» Task details: In the entries, find all lines that hold the word "Deutschland" and copy them.

» Dataset excerpts:

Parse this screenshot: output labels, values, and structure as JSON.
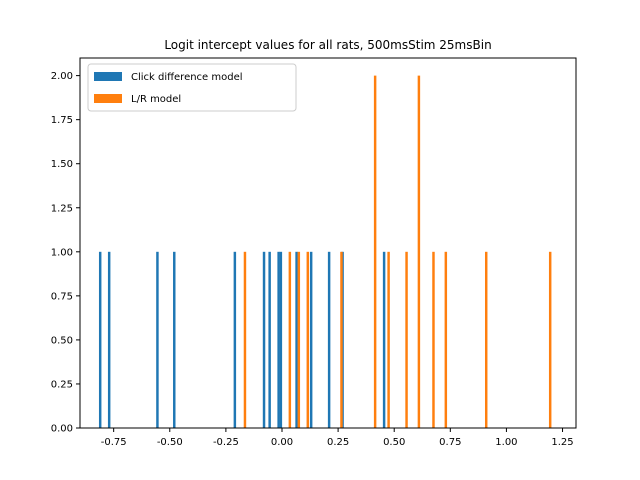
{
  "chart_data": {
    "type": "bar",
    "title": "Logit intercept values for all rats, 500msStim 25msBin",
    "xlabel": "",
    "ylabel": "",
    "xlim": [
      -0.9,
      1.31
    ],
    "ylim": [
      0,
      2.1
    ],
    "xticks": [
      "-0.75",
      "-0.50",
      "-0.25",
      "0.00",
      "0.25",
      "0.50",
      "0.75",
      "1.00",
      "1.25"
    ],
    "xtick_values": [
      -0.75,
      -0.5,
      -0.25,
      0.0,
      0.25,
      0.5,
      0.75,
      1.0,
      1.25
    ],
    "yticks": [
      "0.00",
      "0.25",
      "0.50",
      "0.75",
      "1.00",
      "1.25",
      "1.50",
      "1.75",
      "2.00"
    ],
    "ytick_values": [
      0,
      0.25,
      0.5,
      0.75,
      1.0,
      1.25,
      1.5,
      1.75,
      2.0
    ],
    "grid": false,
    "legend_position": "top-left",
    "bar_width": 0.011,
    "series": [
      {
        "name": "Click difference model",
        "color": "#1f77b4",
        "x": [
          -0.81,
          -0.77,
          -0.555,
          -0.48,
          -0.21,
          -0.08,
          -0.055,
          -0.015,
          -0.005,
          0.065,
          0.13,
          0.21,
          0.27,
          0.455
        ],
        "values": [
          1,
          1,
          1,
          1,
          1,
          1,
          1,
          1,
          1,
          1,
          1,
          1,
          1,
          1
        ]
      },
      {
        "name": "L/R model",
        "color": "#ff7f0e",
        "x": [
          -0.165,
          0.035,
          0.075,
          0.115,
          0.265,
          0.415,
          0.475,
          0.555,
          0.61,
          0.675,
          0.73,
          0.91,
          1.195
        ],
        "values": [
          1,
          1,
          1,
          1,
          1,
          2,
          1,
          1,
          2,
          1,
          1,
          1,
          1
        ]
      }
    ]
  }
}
---
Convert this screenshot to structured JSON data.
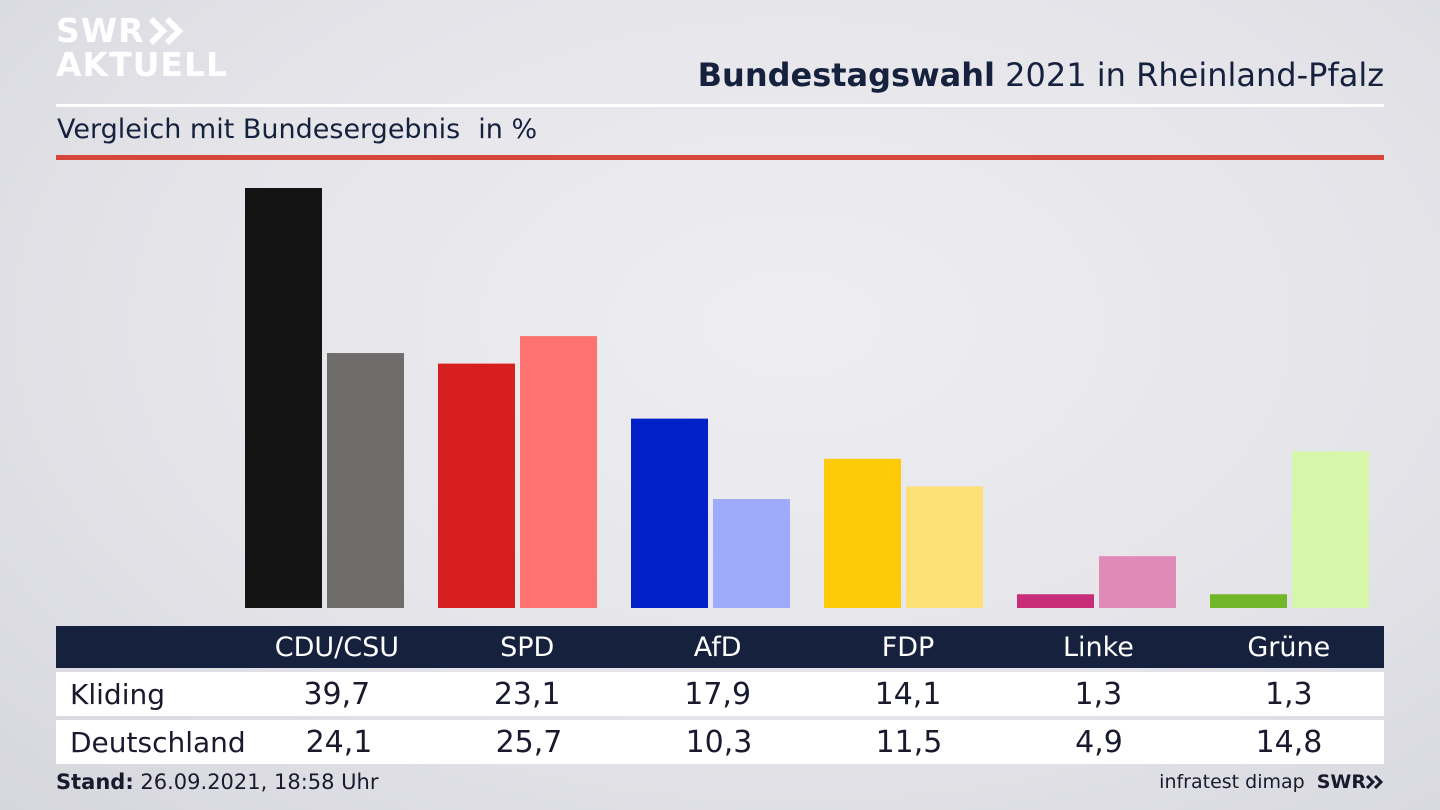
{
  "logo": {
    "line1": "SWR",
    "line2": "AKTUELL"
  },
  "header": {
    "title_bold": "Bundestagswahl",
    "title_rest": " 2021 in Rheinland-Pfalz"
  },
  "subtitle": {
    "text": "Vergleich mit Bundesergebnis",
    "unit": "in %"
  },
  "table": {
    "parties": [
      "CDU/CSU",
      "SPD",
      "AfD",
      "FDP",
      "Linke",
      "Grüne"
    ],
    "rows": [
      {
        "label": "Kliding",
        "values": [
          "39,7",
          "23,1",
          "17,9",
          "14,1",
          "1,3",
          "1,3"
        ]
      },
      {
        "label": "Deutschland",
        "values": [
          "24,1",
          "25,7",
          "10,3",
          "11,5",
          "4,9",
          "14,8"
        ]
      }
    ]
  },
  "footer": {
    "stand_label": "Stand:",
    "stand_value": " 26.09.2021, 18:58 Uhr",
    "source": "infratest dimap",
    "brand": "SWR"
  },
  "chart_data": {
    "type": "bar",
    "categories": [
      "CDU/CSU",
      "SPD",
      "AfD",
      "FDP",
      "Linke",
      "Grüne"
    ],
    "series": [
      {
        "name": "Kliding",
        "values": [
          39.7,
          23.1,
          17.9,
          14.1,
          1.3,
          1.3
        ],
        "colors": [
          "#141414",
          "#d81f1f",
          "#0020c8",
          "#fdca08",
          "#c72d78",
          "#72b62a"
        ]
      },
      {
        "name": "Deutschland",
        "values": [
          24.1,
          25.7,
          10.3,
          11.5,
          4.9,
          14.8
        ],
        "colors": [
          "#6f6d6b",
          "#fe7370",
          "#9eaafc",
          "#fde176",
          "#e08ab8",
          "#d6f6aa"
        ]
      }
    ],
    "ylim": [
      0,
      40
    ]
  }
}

» Right answer:
        "label": "Deutschland",
        "name": "Deutschland",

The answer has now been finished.